SET TASK - Write out every line below that includes the word "扬州教育学院附属中学".

DATASET ROWS -
────

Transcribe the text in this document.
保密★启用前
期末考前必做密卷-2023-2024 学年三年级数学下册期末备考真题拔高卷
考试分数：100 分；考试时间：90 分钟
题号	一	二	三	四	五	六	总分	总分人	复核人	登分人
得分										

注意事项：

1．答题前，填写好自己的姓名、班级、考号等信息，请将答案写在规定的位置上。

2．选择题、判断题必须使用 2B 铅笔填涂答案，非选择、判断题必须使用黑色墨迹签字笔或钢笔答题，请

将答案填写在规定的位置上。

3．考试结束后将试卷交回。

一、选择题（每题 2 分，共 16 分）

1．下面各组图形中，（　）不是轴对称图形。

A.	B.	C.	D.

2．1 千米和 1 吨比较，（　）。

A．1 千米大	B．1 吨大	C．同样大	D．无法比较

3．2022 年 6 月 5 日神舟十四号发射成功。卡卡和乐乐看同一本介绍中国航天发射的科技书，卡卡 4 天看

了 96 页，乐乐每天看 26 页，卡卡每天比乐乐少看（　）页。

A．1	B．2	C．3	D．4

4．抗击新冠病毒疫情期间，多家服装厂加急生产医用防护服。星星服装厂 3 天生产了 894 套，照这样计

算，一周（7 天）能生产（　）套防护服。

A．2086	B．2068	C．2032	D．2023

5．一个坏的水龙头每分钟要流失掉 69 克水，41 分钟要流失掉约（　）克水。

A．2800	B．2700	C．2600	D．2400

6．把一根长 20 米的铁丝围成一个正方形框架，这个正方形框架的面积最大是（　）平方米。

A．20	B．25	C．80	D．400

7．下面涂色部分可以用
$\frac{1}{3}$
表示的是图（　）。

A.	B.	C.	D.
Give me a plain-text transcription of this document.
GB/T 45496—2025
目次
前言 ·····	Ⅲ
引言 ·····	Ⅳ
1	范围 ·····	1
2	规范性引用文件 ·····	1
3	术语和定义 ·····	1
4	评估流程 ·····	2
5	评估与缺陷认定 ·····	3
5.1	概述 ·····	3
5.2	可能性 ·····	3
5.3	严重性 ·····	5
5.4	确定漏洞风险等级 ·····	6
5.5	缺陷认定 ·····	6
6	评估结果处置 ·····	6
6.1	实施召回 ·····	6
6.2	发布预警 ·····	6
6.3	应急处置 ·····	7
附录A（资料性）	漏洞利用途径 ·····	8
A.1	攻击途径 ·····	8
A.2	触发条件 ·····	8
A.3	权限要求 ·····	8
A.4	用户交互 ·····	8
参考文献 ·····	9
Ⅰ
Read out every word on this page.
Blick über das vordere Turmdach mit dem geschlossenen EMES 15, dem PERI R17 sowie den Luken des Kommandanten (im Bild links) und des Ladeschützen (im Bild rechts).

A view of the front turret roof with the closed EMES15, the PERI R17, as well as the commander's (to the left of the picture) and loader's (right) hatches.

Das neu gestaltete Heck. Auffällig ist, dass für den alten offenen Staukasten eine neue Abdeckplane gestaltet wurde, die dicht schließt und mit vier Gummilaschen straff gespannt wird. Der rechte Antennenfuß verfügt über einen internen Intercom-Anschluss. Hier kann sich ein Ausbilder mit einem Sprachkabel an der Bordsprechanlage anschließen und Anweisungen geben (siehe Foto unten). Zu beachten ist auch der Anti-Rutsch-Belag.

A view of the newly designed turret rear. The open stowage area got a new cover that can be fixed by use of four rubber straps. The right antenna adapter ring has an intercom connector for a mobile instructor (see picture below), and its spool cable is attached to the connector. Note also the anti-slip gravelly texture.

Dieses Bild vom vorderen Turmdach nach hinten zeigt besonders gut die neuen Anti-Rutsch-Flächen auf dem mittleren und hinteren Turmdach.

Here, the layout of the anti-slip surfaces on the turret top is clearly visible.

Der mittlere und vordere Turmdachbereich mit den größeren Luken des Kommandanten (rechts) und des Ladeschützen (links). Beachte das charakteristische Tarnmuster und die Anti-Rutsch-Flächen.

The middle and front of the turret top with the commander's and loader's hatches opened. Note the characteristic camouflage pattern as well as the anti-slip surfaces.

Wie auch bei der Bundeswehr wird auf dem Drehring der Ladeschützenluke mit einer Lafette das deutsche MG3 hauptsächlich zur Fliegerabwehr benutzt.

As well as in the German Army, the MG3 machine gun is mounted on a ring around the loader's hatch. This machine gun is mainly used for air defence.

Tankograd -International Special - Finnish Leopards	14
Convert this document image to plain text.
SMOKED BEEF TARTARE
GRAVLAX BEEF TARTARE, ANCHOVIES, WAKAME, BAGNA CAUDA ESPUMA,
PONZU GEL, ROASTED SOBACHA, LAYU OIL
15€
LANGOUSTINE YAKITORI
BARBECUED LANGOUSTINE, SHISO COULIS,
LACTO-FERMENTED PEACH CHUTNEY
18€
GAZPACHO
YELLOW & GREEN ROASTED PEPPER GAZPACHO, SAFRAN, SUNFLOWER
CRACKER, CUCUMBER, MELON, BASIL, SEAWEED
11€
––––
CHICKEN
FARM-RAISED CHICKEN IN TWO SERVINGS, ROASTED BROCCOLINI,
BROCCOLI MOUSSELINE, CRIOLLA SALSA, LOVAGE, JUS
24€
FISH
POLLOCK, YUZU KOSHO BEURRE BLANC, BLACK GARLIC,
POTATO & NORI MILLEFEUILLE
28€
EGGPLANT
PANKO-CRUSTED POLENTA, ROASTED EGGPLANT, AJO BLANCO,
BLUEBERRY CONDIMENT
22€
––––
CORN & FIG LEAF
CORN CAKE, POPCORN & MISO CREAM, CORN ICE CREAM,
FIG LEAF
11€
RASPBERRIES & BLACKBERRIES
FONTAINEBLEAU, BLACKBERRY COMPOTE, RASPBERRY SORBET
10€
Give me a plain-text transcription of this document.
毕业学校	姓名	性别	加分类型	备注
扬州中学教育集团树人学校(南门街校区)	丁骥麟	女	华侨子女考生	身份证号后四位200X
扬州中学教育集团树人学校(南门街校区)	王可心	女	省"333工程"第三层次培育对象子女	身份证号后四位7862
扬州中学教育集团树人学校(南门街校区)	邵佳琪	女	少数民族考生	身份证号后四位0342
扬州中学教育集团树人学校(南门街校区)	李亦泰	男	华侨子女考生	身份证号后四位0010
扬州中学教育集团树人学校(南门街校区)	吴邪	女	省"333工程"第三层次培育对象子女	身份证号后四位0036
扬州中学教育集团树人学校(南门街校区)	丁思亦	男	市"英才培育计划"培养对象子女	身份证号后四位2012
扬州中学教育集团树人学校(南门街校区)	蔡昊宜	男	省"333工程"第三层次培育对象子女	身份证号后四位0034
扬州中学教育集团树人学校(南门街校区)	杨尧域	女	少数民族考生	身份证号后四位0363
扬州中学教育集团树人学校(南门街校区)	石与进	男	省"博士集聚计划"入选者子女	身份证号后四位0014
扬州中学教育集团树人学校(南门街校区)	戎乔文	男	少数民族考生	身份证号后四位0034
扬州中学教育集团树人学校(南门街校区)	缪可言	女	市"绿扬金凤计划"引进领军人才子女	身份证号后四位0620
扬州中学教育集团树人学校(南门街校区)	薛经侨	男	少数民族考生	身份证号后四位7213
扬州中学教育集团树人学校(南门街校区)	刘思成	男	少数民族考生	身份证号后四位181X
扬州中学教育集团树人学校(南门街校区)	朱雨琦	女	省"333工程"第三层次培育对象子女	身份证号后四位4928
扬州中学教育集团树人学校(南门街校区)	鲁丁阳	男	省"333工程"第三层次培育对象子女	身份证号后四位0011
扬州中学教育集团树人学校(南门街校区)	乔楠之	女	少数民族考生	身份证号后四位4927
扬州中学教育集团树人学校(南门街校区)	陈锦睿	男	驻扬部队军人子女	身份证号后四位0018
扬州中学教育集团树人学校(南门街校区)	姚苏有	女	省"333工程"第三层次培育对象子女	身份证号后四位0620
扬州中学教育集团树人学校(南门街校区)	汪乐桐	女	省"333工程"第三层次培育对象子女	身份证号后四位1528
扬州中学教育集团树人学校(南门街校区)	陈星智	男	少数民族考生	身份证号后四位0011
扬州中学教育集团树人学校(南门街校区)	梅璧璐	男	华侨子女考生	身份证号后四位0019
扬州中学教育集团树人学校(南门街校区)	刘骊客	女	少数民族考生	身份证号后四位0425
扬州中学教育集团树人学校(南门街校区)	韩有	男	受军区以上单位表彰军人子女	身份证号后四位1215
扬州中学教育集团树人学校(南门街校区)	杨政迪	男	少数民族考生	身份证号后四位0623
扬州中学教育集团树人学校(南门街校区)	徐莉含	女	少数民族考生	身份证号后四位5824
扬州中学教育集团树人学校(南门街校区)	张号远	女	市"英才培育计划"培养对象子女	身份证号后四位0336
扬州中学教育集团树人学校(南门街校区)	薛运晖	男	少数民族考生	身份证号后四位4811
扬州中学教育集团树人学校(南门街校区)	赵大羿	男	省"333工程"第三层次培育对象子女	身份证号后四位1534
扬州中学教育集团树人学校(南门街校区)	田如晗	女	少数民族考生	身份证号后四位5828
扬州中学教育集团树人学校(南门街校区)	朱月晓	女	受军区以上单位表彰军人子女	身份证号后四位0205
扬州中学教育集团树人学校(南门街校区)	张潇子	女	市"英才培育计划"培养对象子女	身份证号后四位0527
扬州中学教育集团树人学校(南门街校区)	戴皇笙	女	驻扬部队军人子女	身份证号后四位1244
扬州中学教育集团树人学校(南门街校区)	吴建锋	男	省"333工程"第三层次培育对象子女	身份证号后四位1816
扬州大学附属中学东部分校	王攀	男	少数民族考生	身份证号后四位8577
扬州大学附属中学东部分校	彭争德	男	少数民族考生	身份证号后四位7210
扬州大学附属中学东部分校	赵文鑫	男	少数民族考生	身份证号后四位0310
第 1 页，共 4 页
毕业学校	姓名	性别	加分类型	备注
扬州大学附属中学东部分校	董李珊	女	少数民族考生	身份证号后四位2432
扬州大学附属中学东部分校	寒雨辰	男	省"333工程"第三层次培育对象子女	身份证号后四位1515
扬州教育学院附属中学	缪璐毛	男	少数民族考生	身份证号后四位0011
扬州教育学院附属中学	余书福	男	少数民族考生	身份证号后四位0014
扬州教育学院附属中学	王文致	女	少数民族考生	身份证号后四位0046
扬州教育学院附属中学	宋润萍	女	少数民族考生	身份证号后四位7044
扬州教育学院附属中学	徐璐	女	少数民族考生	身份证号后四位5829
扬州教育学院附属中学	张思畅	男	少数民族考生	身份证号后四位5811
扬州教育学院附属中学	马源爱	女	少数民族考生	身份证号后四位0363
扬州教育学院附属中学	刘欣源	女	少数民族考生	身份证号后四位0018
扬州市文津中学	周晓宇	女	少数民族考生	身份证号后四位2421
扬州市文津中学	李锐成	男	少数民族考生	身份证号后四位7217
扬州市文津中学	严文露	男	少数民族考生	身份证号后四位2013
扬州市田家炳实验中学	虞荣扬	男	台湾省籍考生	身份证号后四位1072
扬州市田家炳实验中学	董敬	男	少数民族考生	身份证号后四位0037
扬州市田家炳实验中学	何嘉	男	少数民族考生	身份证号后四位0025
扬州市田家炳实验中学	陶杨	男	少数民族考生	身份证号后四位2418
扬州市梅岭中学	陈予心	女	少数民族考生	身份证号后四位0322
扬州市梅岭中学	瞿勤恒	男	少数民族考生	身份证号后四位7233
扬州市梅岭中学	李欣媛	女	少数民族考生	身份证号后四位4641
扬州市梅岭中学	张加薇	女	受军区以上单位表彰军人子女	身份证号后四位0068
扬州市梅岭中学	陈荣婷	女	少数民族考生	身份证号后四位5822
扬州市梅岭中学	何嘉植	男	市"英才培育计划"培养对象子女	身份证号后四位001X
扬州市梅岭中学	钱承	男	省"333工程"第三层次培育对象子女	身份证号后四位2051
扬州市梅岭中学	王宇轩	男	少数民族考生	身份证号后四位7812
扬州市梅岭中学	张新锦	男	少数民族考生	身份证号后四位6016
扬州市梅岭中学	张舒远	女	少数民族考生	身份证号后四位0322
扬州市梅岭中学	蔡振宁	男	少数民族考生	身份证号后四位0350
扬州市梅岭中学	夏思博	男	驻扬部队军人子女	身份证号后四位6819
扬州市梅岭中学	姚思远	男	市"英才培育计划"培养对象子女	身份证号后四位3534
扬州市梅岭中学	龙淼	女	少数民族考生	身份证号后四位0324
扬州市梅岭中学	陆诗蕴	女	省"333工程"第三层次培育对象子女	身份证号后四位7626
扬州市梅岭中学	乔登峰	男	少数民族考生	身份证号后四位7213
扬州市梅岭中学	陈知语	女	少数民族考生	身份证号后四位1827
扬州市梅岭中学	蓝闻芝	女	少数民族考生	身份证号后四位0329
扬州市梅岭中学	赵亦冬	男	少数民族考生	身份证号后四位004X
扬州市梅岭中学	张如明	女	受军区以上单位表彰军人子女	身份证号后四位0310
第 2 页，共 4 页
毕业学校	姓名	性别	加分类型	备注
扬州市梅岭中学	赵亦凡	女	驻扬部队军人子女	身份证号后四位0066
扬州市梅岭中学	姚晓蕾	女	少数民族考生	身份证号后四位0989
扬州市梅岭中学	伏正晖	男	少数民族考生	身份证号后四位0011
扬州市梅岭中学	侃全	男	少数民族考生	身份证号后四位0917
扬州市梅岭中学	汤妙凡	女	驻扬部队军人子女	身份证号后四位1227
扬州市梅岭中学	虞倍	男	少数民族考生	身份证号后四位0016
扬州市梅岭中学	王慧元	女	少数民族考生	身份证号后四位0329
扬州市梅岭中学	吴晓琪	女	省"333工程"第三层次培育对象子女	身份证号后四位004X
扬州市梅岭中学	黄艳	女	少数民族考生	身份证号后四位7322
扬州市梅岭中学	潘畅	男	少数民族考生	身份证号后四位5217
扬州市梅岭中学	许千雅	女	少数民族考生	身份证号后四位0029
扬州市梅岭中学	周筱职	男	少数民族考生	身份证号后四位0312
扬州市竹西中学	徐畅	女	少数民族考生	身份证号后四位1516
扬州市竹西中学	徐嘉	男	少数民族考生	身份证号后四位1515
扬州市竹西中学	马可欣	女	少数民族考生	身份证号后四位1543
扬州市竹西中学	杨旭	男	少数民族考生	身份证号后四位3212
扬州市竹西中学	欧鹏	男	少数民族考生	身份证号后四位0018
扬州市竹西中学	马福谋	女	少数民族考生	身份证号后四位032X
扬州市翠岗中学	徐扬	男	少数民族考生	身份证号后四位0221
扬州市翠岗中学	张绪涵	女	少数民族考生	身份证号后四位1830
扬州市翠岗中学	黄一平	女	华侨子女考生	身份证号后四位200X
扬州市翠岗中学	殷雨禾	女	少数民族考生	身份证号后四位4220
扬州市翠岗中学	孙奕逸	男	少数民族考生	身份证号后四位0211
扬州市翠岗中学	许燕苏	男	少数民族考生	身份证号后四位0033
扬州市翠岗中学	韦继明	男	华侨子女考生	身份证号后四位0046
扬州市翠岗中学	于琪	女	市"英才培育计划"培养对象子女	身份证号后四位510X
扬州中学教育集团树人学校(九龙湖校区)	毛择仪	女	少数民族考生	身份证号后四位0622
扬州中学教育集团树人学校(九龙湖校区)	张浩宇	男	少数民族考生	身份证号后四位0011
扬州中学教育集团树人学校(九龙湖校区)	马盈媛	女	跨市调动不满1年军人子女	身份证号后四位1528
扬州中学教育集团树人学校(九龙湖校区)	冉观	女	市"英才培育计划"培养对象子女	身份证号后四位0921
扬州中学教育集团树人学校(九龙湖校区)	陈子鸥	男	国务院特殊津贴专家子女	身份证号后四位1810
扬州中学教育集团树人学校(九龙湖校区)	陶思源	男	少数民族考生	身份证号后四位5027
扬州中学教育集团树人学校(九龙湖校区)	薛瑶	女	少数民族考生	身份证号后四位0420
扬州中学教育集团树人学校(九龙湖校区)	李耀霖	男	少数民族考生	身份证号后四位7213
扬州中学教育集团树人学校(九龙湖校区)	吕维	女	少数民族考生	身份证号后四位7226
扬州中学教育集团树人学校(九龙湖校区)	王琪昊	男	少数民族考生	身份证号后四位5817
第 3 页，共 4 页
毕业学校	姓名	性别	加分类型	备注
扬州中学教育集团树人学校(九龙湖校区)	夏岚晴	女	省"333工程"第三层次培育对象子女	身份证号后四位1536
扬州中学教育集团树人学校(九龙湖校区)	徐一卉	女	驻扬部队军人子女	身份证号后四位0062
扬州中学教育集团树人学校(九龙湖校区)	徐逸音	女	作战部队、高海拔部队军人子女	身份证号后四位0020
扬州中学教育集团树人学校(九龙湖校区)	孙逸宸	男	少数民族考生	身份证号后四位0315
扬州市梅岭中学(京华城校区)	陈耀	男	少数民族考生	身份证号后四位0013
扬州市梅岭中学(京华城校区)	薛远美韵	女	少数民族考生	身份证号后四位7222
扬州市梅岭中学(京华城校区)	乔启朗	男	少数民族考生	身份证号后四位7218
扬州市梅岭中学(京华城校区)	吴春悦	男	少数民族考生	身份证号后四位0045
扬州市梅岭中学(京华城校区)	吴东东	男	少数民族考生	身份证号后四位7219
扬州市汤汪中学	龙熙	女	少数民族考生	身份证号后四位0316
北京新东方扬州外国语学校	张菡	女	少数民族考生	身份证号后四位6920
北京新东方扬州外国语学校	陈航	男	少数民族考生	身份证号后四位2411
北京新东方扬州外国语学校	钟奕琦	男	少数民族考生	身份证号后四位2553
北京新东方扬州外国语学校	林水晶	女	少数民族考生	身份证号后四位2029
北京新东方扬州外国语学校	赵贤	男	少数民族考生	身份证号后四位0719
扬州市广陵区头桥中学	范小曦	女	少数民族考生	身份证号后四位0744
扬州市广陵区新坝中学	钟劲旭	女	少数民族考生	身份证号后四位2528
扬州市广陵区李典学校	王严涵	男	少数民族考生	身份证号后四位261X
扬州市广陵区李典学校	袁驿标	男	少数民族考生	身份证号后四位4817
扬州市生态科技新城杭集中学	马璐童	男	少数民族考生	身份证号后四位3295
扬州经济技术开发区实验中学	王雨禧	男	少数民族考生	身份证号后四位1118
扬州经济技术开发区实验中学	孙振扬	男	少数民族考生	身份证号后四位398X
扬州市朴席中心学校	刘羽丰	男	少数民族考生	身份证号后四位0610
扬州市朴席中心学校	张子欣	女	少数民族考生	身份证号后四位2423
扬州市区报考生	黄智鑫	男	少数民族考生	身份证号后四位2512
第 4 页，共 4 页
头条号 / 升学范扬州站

────

EXERCISE RESPONSE -
扬州教育学院附属中学	缪璐毛	男	少数民族考生	身份证号后四位0011
扬州教育学院附属中学	余书福	男	少数民族考生	身份证号后四位0014
扬州教育学院附属中学	王文致	女	少数民族考生	身份证号后四位0046
扬州教育学院附属中学	宋润萍	女	少数民族考生	身份证号后四位7044
扬州教育学院附属中学	徐璐	女	少数民族考生	身份证号后四位5829
扬州教育学院附属中学	张思畅	男	少数民族考生	身份证号后四位5811
扬州教育学院附属中学	马源爱	女	少数民族考生	身份证号后四位0363
扬州教育学院附属中学	刘欣源	女	少数民族考生	身份证号后四位0018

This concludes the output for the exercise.